WHAT IS BEING ASKED
The exercise asks for every line of the data to be reproduced exactly.

GIVEN ENTRIES
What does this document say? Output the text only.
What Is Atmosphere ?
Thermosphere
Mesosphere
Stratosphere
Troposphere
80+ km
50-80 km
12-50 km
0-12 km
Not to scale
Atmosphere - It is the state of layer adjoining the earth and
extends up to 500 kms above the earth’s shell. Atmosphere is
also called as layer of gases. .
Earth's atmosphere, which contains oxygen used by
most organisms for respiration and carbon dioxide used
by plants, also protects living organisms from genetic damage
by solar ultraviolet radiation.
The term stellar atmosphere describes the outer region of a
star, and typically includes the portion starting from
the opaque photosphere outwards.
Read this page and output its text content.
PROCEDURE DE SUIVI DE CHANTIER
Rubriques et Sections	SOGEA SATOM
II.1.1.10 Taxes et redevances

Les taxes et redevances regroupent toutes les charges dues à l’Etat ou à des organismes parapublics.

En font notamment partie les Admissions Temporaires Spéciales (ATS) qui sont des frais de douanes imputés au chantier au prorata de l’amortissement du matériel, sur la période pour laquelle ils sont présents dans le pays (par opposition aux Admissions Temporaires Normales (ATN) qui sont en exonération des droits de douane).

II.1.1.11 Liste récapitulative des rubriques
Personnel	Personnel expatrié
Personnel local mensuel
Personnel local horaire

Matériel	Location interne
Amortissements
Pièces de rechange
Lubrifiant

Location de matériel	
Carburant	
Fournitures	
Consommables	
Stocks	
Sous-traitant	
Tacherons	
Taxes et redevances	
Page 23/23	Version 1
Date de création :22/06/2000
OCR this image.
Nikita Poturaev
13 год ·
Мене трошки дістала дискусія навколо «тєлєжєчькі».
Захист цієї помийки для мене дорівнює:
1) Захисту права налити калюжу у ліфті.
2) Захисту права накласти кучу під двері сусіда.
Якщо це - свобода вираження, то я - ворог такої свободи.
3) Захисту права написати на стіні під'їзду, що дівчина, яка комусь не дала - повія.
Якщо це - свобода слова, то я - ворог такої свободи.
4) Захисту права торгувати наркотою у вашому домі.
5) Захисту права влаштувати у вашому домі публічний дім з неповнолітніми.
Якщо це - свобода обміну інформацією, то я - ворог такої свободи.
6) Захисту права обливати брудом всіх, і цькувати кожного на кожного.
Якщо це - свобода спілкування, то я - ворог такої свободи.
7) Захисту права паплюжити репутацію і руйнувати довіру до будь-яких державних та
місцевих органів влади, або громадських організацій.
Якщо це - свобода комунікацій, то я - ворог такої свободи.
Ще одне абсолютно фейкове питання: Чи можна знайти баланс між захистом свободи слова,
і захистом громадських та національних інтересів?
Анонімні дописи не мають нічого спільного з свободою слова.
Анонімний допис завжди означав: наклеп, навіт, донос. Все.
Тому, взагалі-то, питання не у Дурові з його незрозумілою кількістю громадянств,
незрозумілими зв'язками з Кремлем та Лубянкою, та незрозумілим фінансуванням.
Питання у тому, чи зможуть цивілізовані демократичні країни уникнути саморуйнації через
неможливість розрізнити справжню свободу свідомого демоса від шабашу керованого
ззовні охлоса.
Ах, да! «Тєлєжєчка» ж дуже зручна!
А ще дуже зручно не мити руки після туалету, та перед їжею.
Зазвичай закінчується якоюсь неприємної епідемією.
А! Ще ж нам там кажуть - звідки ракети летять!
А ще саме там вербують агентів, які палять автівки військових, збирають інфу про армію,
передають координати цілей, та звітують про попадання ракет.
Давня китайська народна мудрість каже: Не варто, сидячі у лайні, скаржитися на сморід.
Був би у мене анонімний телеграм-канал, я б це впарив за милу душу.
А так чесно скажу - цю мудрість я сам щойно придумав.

FINISHED TASK
What does this document say? Output the text only.
What Is Atmosphere ?
Thermosphere
Mesosphere
Stratosphere
Troposphere
80+ km
50-80 km
12-50 km
0-12 km
Not to scale
Atmosphere - It is the state of layer adjoining the earth and
extends up to 500 kms above the earth’s shell. Atmosphere is
also called as layer of gases. .
Earth's atmosphere, which contains oxygen used by
most organisms for respiration and carbon dioxide used
by plants, also protects living organisms from genetic damage
by solar ultraviolet radiation.
The term stellar atmosphere describes the outer region of a
star, and typically includes the portion starting from
the opaque photosphere outwards.
Read this page and output its text content.
PROCEDURE DE SUIVI DE CHANTIER
Rubriques et Sections	SOGEA SATOM
II.1.1.10 Taxes et redevances

Les taxes et redevances regroupent toutes les charges dues à l’Etat ou à des organismes parapublics.

En font notamment partie les Admissions Temporaires Spéciales (ATS) qui sont des frais de douanes imputés au chantier au prorata de l’amortissement du matériel, sur la période pour laquelle ils sont présents dans le pays (par opposition aux Admissions Temporaires Normales (ATN) qui sont en exonération des droits de douane).

II.1.1.11 Liste récapitulative des rubriques
Personnel	Personnel expatrié
Personnel local mensuel
Personnel local horaire

Matériel	Location interne
Amortissements
Pièces de rechange
Lubrifiant

Location de matériel	
Carburant	
Fournitures	
Consommables	
Stocks	
Sous-traitant	
Tacherons	
Taxes et redevances	
Page 23/23	Version 1
Date de création :22/06/2000
OCR this image.
Nikita Poturaev
13 год ·
Мене трошки дістала дискусія навколо «тєлєжєчькі».
Захист цієї помийки для мене дорівнює:
1) Захисту права налити калюжу у ліфті.
2) Захисту права накласти кучу під двері сусіда.
Якщо це - свобода вираження, то я - ворог такої свободи.
3) Захисту права написати на стіні під'їзду, що дівчина, яка комусь не дала - повія.
Якщо це - свобода слова, то я - ворог такої свободи.
4) Захисту права торгувати наркотою у вашому домі.
5) Захисту права влаштувати у вашому домі публічний дім з неповнолітніми.
Якщо це - свобода обміну інформацією, то я - ворог такої свободи.
6) Захисту права обливати брудом всіх, і цькувати кожного на кожного.
Якщо це - свобода спілкування, то я - ворог такої свободи.
7) Захисту права паплюжити репутацію і руйнувати довіру до будь-яких державних та
місцевих органів влади, або громадських організацій.
Якщо це - свобода комунікацій, то я - ворог такої свободи.
Ще одне абсолютно фейкове питання: Чи можна знайти баланс між захистом свободи слова,
і захистом громадських та національних інтересів?
Анонімні дописи не мають нічого спільного з свободою слова.
Анонімний допис завжди означав: наклеп, навіт, донос. Все.
Тому, взагалі-то, питання не у Дурові з його незрозумілою кількістю громадянств,
незрозумілими зв'язками з Кремлем та Лубянкою, та незрозумілим фінансуванням.
Питання у тому, чи зможуть цивілізовані демократичні країни уникнути саморуйнації через
неможливість розрізнити справжню свободу свідомого демоса від шабашу керованого
ззовні охлоса.
Ах, да! «Тєлєжєчка» ж дуже зручна!
А ще дуже зручно не мити руки після туалету, та перед їжею.
Зазвичай закінчується якоюсь неприємної епідемією.
А! Ще ж нам там кажуть - звідки ракети летять!
А ще саме там вербують агентів, які палять автівки військових, збирають інфу про армію,
передають координати цілей, та звітують про попадання ракет.
Давня китайська народна мудрість каже: Не варто, сидячі у лайні, скаржитися на сморід.
Був би у мене анонімний телеграм-канал, я б це впарив за милу душу.
А так чесно скажу - цю мудрість я сам щойно придумав.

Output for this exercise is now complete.